SCHRIFTLICHE AUFGABE A
Beantworte anhand des Interviews zum digitalen Wörterbuch:
(i) Welche Lesezeit wird angegeben?
(ii) Wer hat das Interview geführt?
(iii) Wie hieß das Vorgängerprojekt des ZDL?
SCHRIFTLICHE AUFGABE B
Schreibe das Interview zum digitalen Wörterbuch weiter, anschließend an die Frage „Herr Klein, wie viele Wörter benutzt man eigentlich?“.

SEITENAUSZUG
○ ○ ○ ○ ○ ○ ○
Süddeutsche Zeitung

Deutsche Sprache:"Selten verschwindet ein Wort ganz"

Lesezeit: 4 Min.

Die Zeiten des gedruckten Wörterbuchs sind vorbei. Wolfgang Klein über die Vorteile des digitalen Lexikons, vergessene Wörter und das Problem der Jugendsprache.

Interview von Kathrin Heinrich

Das "Zentrum für digitale Lexikographie der deutschen Sprache" (ZDL) soll das größte Wörterbuch der deutschen Sprache erarbeiten. Ein umfassendes digitales System, das dem Leser interaktive Nutzung und Recherche ermöglicht. Wolfgang Klein ist Sprachwissenschaftler und leitet das neue ZDL in Berlin, wie zuvor bereits dessen Vorgängerprojekt "Digitales Wörterbuch der deutschen Sprache" (DWDS). Im Gespräch erklärt er, wie man neue Wörter findet und warum es manche nie ins Lexikon schaffen.

SZ: Herr Klein, wie viele Wörter benutzt man eigentlich?
○ ○ ○ ○ ○ ○ ○
Einträge mit Begrenzungsrahmen
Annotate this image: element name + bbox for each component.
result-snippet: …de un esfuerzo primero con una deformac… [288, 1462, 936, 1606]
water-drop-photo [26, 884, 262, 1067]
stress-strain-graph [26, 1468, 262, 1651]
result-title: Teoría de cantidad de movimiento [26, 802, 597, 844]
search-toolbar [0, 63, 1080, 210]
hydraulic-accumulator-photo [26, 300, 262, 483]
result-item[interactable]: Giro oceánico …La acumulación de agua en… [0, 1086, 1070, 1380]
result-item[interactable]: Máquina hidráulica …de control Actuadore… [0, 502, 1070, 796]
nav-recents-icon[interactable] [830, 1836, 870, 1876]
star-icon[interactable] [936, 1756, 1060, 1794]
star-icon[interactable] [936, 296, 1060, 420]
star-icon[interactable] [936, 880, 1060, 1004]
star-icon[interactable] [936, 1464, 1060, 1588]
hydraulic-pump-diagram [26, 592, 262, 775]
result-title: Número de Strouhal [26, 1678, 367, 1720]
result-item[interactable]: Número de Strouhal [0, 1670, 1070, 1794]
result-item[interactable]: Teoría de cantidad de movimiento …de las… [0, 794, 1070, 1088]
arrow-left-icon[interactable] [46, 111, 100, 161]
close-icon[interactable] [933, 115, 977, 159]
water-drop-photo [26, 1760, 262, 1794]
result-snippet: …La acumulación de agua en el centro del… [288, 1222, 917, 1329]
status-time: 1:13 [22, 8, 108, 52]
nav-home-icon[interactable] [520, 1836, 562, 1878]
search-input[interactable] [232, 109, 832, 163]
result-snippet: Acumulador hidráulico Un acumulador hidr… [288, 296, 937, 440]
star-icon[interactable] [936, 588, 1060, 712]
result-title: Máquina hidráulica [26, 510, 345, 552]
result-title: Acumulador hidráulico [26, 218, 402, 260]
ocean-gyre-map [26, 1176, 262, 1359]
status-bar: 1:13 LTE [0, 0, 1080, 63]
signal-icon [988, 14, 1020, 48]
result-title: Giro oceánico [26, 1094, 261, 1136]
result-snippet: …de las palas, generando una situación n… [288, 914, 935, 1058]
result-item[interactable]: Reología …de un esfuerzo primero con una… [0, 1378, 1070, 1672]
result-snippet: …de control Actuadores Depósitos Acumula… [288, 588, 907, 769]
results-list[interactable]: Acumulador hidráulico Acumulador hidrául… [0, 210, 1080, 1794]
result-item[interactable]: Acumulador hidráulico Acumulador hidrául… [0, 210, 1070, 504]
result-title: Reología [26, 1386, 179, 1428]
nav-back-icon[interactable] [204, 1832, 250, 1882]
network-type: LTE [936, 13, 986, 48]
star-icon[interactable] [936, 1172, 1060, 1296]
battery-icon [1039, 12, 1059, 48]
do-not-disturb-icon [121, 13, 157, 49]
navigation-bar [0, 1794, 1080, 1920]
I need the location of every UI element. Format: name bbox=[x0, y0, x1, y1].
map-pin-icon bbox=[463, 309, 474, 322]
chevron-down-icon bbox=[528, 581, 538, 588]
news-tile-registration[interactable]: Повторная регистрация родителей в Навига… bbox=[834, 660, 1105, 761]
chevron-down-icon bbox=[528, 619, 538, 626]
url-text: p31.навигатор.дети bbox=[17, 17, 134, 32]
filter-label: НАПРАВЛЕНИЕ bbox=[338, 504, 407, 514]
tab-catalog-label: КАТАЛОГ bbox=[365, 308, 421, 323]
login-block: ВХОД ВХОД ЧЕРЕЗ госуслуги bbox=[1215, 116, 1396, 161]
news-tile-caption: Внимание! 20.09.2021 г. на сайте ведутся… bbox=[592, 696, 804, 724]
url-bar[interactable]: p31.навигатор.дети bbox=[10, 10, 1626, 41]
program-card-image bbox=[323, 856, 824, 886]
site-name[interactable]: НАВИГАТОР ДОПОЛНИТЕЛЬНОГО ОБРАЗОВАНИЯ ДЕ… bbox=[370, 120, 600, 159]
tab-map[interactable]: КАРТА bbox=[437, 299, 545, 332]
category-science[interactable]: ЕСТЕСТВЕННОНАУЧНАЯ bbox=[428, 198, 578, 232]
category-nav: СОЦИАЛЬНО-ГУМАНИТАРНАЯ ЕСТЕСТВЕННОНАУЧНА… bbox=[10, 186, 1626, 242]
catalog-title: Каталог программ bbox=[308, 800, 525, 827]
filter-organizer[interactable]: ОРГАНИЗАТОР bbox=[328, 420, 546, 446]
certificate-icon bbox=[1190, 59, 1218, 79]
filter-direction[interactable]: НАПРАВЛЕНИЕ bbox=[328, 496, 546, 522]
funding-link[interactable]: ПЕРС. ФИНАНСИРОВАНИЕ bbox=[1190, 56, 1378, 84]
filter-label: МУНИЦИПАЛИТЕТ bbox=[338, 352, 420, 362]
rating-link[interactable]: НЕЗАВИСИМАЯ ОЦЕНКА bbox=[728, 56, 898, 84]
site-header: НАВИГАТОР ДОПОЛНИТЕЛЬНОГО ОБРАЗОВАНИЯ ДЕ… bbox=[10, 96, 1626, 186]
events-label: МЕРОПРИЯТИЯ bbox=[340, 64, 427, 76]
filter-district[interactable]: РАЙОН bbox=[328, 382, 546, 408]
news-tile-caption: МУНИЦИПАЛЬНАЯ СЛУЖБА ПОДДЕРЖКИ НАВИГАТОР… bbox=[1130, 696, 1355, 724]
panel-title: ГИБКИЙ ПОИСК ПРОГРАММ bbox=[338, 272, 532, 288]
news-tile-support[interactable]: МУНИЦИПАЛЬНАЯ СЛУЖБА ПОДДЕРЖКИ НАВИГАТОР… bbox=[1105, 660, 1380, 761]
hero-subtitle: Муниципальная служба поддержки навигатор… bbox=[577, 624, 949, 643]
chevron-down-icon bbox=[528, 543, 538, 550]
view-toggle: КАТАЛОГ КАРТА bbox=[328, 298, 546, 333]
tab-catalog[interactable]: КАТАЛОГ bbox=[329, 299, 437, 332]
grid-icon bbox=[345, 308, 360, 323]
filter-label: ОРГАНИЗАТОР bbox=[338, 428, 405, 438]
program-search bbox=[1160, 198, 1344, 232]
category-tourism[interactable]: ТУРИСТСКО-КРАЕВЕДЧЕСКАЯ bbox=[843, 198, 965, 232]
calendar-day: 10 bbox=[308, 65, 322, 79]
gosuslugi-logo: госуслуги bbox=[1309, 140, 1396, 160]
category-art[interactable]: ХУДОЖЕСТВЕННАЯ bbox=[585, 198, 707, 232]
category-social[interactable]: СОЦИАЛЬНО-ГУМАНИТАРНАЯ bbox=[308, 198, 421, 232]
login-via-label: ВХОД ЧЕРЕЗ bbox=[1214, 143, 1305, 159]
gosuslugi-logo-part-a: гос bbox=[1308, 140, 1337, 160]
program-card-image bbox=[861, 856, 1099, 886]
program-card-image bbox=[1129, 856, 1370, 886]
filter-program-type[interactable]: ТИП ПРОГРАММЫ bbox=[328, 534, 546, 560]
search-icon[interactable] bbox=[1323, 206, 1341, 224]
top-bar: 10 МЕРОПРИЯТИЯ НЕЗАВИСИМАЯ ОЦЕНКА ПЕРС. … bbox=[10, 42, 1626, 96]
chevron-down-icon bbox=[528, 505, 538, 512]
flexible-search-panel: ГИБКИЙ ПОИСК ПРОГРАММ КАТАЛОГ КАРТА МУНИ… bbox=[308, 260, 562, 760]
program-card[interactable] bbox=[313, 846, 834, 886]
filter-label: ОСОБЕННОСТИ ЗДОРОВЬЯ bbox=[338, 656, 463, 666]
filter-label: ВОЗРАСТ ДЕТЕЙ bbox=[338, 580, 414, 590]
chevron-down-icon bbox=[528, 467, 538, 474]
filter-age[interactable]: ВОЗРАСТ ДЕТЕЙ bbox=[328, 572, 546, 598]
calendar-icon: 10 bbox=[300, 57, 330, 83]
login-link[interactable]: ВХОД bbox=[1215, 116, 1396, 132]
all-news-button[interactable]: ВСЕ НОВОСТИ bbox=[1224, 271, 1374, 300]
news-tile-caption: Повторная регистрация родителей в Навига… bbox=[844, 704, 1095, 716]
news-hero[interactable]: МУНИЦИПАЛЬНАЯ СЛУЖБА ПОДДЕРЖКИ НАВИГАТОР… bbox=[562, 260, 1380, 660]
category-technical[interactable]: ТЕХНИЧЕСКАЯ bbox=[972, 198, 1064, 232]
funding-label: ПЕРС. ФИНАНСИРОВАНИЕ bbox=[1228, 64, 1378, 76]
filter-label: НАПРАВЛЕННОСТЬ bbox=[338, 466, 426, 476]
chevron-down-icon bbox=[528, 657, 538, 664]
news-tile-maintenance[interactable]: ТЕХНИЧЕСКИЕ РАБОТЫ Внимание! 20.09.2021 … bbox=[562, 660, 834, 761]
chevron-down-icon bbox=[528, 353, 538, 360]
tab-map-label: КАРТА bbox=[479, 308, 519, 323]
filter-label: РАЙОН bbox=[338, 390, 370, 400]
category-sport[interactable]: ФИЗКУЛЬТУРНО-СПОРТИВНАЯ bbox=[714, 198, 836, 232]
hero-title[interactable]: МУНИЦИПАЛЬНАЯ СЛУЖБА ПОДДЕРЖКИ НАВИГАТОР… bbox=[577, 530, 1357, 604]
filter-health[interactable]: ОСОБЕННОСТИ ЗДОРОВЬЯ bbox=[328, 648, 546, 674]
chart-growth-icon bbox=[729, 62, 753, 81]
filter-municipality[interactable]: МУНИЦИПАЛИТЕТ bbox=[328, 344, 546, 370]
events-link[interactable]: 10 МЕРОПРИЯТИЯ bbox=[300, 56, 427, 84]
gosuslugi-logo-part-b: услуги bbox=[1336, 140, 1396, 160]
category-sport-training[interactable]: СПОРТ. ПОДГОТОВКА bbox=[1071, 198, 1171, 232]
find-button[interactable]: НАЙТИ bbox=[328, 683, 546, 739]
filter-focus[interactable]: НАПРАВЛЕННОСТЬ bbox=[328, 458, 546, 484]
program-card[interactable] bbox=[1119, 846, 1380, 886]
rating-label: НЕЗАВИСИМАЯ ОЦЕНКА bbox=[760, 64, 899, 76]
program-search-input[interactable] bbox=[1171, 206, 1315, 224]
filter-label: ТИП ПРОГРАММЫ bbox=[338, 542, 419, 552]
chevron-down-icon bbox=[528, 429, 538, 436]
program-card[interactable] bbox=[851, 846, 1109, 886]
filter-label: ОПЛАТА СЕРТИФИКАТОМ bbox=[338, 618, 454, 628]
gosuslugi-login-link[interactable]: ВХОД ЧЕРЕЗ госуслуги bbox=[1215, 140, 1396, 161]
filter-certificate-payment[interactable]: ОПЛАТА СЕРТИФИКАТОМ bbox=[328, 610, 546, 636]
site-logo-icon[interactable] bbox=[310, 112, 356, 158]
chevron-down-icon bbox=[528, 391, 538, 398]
○ ○ ○ ○ ○ ○ ○
ANTWORT A
(i) 4 Minuten
(ii) Kathrin Heinrich
(iii) „Digitales Wörterbuch der deutschen Sprache“ (DWDS)

ANTWORT B
Wolfgang Klein: Die deutsche Gegenwartssprache hat ungefähr fünf Millionen Wörter. Die sind auch wirklich in Gebrauch, wie uns Daten aus der Zeit zwischen 1995 und 2005 zeigen. Ein einzelner Sprecher verwendet zwar nur einen aktiven Wortschatz von mehreren tausend Wörtern, aber er versteht natürlich ungleich mehr.

Und diese fünf Millionen Wörter listet das Zentrum für digitale Lexikographie auf?

Das Ziel ist, den gesamten deutschen Wortschatz sehr sorgfältig zu beschreiben - in allen möglichen Aspekten. Die Methoden sind ganz anders als beim klassischen gedruckten Wörterbuch, es ist vielmehr ein digitales, lexikalisches System. Wir planen zunächst 200 000 Vollartikel - zum Teil greifen wir auf ältere Quellen im DWDS zurück, die wir nun überarbeiten.

Wodurch unterscheidet sich Ihr System vom Duden, der auch online zugänglich ist?

Es kann viel mehr Wörter erfassen und hat mehr Funktionen. Klickbare Statistiken zeigen zum Beispiel in Verlaufskurven, wann ein Wort aufgetaucht ist. Aber vor allem kann der Nutzer direkt in eine Textquelle hineinspringen und selbst nachlesen.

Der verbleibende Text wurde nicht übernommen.